Aim.
Look below. Copy each line that has "support" in it.

Record extracts.
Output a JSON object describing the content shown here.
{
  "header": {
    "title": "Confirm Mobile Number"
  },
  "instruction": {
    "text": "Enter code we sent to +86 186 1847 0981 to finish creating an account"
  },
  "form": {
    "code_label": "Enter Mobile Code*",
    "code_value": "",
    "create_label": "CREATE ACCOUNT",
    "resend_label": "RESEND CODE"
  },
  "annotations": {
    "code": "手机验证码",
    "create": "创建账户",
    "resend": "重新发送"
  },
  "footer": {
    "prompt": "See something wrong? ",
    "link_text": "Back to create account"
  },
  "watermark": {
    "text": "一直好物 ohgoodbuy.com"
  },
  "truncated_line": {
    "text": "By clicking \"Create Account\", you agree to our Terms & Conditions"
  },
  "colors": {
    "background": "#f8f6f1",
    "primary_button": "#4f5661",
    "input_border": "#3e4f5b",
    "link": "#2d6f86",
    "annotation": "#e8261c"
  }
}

* * *

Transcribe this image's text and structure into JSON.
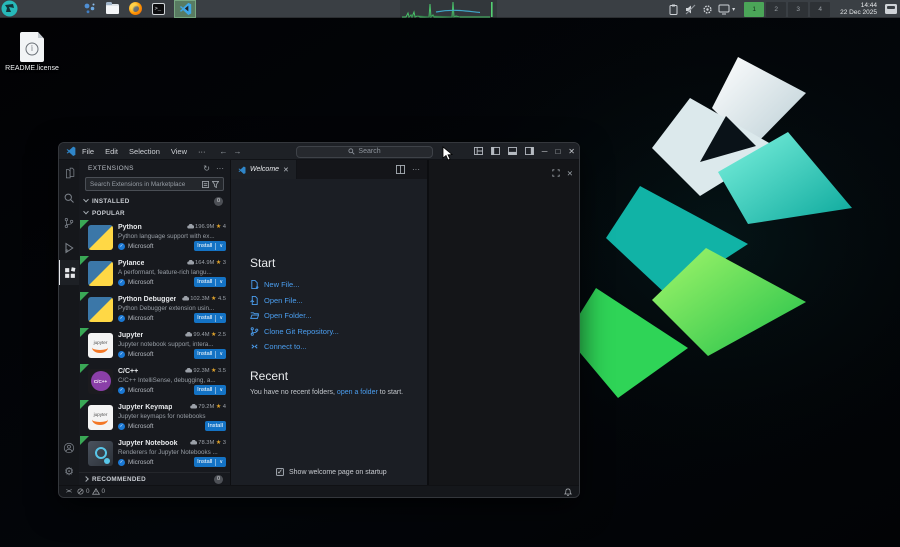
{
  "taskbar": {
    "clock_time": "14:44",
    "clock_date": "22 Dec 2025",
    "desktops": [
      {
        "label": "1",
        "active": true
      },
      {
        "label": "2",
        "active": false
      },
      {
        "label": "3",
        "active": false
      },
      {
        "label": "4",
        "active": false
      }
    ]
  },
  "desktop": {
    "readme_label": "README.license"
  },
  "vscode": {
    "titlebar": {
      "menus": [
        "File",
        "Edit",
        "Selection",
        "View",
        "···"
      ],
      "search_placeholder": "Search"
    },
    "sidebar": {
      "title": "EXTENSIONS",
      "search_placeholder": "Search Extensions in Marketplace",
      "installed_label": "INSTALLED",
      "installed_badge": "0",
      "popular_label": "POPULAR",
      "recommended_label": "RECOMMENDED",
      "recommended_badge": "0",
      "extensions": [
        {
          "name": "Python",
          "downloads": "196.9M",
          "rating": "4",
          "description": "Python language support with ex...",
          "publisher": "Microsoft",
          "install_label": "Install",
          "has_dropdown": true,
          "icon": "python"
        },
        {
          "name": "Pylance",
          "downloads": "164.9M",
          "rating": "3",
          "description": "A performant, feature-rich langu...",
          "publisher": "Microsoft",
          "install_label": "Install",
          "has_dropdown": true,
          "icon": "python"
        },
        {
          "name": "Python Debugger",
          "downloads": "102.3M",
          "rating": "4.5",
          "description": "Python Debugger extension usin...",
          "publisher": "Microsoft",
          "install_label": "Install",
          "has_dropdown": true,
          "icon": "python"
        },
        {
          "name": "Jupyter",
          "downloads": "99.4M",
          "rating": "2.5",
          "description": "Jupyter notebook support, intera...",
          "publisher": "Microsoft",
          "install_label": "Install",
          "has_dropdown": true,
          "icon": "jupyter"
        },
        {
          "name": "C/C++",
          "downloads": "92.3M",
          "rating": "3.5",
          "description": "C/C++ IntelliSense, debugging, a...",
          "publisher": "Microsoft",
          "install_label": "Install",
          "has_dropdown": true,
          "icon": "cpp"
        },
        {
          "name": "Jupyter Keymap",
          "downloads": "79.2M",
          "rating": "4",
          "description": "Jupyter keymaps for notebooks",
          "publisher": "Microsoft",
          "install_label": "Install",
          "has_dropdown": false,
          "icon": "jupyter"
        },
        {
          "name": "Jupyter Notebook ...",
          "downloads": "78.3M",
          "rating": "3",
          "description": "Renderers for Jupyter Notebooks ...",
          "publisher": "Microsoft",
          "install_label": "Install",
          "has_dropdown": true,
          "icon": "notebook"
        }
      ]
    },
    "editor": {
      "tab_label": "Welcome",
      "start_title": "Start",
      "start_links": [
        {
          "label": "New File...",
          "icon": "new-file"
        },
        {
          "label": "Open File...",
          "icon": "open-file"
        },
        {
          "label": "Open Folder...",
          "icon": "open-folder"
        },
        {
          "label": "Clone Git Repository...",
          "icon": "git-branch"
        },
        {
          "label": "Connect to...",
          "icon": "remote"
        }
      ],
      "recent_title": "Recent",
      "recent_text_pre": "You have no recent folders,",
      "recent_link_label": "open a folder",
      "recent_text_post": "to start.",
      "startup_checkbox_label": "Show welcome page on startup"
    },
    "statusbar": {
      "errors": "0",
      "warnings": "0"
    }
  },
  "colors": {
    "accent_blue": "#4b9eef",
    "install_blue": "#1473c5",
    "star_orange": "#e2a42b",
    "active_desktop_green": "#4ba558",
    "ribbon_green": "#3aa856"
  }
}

Written solution.
          "description": "Python language support with ex...",
          "description": "Jupyter notebook support, intera...",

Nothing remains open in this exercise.